**WHAT THIS TASK INVOLVES:**
Count how many lines of the data include "format". The answer is that number and nothing else.

═════ RECORDS SHOWN

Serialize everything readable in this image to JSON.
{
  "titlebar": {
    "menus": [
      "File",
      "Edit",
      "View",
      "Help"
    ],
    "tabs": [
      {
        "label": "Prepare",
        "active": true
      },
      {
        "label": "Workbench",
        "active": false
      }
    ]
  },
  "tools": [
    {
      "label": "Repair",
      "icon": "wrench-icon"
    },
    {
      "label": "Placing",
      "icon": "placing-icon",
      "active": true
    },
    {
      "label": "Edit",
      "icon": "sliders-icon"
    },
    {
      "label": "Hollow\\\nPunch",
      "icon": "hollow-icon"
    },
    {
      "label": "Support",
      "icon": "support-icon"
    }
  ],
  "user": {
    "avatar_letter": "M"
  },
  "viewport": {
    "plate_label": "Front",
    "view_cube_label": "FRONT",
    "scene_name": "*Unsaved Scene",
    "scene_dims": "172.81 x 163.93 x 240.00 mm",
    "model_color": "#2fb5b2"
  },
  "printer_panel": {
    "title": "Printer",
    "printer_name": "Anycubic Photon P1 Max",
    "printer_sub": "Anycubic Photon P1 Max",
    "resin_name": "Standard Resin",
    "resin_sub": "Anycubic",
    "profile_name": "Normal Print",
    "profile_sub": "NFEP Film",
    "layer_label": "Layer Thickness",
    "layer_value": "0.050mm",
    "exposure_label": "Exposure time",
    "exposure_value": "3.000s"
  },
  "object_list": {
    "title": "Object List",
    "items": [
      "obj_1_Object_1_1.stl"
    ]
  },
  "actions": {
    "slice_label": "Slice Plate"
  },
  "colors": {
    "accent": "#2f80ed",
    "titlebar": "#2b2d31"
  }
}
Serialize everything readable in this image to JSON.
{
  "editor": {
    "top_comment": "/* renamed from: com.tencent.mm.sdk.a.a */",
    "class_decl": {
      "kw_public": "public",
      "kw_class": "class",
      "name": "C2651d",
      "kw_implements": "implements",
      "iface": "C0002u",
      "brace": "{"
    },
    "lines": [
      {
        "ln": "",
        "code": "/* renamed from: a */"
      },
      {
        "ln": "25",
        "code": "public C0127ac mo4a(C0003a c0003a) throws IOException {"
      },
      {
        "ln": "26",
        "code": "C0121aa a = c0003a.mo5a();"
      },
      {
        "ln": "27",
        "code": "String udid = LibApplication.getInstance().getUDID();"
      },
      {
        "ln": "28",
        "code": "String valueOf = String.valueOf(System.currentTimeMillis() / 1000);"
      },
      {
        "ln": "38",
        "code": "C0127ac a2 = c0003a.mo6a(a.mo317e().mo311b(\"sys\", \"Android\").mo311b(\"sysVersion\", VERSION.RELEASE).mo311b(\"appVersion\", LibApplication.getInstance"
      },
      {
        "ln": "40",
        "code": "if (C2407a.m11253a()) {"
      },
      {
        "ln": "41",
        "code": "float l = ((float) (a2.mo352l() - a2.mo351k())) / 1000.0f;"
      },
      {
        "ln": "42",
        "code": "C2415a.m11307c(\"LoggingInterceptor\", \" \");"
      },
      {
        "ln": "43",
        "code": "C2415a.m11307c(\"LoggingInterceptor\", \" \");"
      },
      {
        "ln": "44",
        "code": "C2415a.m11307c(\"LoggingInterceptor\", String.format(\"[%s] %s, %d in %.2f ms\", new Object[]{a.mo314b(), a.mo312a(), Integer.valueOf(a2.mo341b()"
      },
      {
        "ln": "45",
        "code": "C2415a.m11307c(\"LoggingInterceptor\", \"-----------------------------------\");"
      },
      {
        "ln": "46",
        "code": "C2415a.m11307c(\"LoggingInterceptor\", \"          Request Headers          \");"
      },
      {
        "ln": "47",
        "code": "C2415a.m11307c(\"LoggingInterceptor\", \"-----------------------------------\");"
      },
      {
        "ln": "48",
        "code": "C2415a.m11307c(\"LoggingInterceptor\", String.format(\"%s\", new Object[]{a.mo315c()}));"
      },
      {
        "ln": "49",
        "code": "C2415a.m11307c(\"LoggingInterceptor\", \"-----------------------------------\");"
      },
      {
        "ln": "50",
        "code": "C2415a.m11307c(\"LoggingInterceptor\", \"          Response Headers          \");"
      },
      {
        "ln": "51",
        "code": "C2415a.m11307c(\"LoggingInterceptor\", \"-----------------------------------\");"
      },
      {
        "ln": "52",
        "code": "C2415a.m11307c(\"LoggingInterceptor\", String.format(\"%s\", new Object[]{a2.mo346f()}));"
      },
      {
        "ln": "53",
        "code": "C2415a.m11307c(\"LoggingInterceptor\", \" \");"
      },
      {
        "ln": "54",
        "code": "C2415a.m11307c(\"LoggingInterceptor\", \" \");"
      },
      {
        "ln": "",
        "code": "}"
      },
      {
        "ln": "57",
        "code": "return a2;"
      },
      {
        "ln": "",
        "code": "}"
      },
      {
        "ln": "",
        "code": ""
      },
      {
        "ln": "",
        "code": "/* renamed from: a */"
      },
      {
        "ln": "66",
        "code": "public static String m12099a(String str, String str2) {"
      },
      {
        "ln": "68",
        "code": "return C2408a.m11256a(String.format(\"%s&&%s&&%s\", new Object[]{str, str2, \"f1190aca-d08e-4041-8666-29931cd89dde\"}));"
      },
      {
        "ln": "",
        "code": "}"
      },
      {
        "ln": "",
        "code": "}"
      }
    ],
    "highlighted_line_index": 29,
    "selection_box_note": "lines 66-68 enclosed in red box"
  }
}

══════════

**TASK OUTPUT:**
4